» Written problem
Quote every line below exactly as it reads.

━━━ Material shown ━━━

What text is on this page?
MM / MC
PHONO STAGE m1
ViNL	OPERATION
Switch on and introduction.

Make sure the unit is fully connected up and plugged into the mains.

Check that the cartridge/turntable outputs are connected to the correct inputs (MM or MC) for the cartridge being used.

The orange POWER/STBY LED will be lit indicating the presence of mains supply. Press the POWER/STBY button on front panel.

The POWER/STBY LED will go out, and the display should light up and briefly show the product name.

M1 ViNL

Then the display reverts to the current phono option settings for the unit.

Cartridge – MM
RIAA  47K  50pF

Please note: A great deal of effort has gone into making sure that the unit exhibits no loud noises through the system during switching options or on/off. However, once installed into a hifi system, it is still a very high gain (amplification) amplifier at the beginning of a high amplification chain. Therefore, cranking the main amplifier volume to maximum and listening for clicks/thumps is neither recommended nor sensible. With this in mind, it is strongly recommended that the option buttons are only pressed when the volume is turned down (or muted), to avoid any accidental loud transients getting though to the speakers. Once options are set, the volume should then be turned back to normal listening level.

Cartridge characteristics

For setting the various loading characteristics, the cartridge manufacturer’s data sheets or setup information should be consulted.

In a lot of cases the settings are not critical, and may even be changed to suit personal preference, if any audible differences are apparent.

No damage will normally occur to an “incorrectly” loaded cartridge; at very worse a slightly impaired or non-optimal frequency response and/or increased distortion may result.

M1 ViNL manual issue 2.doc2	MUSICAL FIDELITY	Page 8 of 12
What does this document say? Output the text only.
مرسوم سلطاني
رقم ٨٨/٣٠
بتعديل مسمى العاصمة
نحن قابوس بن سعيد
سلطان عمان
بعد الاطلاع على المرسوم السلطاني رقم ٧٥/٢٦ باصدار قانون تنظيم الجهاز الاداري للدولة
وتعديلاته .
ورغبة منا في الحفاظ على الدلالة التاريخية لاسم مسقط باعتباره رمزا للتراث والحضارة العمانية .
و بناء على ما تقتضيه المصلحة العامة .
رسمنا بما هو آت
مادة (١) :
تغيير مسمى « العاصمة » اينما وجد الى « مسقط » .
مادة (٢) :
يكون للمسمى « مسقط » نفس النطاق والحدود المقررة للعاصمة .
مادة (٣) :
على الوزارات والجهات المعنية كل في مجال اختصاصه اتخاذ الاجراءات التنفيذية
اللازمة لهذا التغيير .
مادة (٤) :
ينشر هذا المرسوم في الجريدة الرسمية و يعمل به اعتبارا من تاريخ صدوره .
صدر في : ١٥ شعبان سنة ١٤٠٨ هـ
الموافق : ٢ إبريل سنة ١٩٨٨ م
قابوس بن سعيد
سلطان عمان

━━━

» Answer to this exercise
What text is on this page?
MM / MC
PHONO STAGE m1
ViNL	OPERATION
Switch on and introduction.

Make sure the unit is fully connected up and plugged into the mains.

Check that the cartridge/turntable outputs are connected to the correct inputs (MM or MC) for the cartridge being used.

The orange POWER/STBY LED will be lit indicating the presence of mains supply. Press the POWER/STBY button on front panel.

The POWER/STBY LED will go out, and the display should light up and briefly show the product name.

M1 ViNL

Then the display reverts to the current phono option settings for the unit.

Cartridge – MM
RIAA  47K  50pF

Please note: A great deal of effort has gone into making sure that the unit exhibits no loud noises through the system during switching options or on/off. However, once installed into a hifi system, it is still a very high gain (amplification) amplifier at the beginning of a high amplification chain. Therefore, cranking the main amplifier volume to maximum and listening for clicks/thumps is neither recommended nor sensible. With this in mind, it is strongly recommended that the option buttons are only pressed when the volume is turned down (or muted), to avoid any accidental loud transients getting though to the speakers. Once options are set, the volume should then be turned back to normal listening level.

Cartridge characteristics

For setting the various loading characteristics, the cartridge manufacturer’s data sheets or setup information should be consulted.

In a lot of cases the settings are not critical, and may even be changed to suit personal preference, if any audible differences are apparent.

No damage will normally occur to an “incorrectly” loaded cartridge; at very worse a slightly impaired or non-optimal frequency response and/or increased distortion may result.

M1 ViNL manual issue 2.doc2	MUSICAL FIDELITY	Page 8 of 12
What does this document say? Output the text only.
مرسوم سلطاني
رقم ٨٨/٣٠
بتعديل مسمى العاصمة
نحن قابوس بن سعيد
سلطان عمان
بعد الاطلاع على المرسوم السلطاني رقم ٧٥/٢٦ باصدار قانون تنظيم الجهاز الاداري للدولة
وتعديلاته .
ورغبة منا في الحفاظ على الدلالة التاريخية لاسم مسقط باعتباره رمزا للتراث والحضارة العمانية .
و بناء على ما تقتضيه المصلحة العامة .
رسمنا بما هو آت
مادة (١) :
تغيير مسمى « العاصمة » اينما وجد الى « مسقط » .
مادة (٢) :
يكون للمسمى « مسقط » نفس النطاق والحدود المقررة للعاصمة .
مادة (٣) :
على الوزارات والجهات المعنية كل في مجال اختصاصه اتخاذ الاجراءات التنفيذية
اللازمة لهذا التغيير .
مادة (٤) :
ينشر هذا المرسوم في الجريدة الرسمية و يعمل به اعتبارا من تاريخ صدوره .
صدر في : ١٥ شعبان سنة ١٤٠٨ هـ
الموافق : ٢ إبريل سنة ١٩٨٨ م
قابوس بن سعيد
سلطان عمان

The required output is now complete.